Work item: In the forum discussion of the Faraday paradox below, rewrite the passage starting with "If it did not" and going on through "the movement direction.", swapping "unipolar motor" for "homopolar motor".

Text provided:

It's not important if the field rotates with the magnet or not. The problem results from a uniform field where because it's uniform will simply slide and do no work.
It must be forced to cross a conductor to induce a current and yet because of this it still produces the counter emf.
If it did not then a simple unipolar motor would not operate. A unipolar motor rotated by a mechanical input will become a generator for the same reason.

The principal of counter EMF is what makes all motors and generators work.

The instant any current is produced in a conductor by movement through a magnetic field, that very same current generates an opposite magnetic field that fights the movement direction.



minnie

  • Hero Member
  • *****
  • Posts: 1244
Re: Faraday paradox revisited,magnetic field rotation question.
« Reply #9 on: August 10, 2016, 10:07:39 AM »



  Look at a speedometer, what more than a rotating magnet?
          John.

PolaczekCebulaczek

  • Full Member
  • ***
  • Posts: 160
Re: Faraday paradox revisited,magnetic field rotation question.
« Reply #10 on: August 10, 2016, 07:40:51 PM »
ok but when magnetic field is moving trough space it produces inducted electric field right? according to Faraday, charged test charge should experience a force near spinning magnet like so:

so field is moving with magnet but no induction in stationary disk??

Data for review:
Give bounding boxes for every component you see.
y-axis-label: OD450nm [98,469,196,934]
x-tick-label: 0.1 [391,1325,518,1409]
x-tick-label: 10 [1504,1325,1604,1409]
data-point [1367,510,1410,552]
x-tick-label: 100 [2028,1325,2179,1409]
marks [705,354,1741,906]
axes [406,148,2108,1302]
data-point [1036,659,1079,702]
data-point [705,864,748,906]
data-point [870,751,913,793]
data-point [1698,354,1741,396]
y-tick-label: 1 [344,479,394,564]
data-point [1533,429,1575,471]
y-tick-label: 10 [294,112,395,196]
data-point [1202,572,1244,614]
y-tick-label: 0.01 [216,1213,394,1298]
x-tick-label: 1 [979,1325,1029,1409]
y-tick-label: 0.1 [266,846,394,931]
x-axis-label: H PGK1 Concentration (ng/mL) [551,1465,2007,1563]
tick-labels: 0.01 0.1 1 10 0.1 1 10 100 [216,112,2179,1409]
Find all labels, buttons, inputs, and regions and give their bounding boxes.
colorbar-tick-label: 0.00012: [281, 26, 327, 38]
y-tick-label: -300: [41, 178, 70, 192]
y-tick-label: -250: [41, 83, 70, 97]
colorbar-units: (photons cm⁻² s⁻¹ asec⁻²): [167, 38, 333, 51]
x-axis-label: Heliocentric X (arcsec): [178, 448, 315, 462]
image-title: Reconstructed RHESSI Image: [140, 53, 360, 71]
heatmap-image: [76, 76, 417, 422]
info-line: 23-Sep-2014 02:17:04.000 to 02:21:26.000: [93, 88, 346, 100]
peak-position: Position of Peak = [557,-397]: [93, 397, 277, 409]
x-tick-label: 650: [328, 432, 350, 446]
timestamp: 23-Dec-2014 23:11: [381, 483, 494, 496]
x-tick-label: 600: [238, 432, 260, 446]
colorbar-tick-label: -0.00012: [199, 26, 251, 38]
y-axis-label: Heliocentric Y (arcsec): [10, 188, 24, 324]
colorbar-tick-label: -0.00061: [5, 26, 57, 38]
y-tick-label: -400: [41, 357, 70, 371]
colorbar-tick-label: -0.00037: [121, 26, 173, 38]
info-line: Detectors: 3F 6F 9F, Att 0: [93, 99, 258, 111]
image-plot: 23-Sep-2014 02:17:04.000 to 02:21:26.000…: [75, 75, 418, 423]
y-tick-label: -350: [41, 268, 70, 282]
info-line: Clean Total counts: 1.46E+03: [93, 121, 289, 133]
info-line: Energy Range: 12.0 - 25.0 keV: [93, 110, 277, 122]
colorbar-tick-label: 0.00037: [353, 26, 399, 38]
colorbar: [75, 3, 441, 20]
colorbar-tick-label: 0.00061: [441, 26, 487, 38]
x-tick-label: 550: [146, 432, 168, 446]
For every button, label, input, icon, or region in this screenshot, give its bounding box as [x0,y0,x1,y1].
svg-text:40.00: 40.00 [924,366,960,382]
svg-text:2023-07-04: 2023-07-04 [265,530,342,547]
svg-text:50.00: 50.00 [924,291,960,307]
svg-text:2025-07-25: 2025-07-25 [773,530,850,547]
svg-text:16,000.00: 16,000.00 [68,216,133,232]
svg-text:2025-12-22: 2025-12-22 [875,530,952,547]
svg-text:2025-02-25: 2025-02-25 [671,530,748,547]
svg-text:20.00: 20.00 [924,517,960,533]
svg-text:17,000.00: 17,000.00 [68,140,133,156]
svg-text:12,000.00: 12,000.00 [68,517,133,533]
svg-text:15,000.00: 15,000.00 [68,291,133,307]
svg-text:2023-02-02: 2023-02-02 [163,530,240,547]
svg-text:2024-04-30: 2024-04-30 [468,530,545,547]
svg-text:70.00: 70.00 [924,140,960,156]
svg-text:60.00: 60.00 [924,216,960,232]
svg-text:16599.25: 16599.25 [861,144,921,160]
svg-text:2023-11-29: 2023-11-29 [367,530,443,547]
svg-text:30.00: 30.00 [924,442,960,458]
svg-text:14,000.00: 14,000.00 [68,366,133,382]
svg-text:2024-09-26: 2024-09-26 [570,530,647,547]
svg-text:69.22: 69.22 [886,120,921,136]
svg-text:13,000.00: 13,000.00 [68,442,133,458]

Answer to the exercise:
If it did not then a simple homopolar motor would not operate. A homopolar motor rotated by a mechanical input will become a generator for the same reason.

The principal of counter EMF is what makes all motors and generators work.

The instant any current is produced in a conductor by movement through a magnetic field, that very same current generates an opposite magnetic field that fights the movement direction.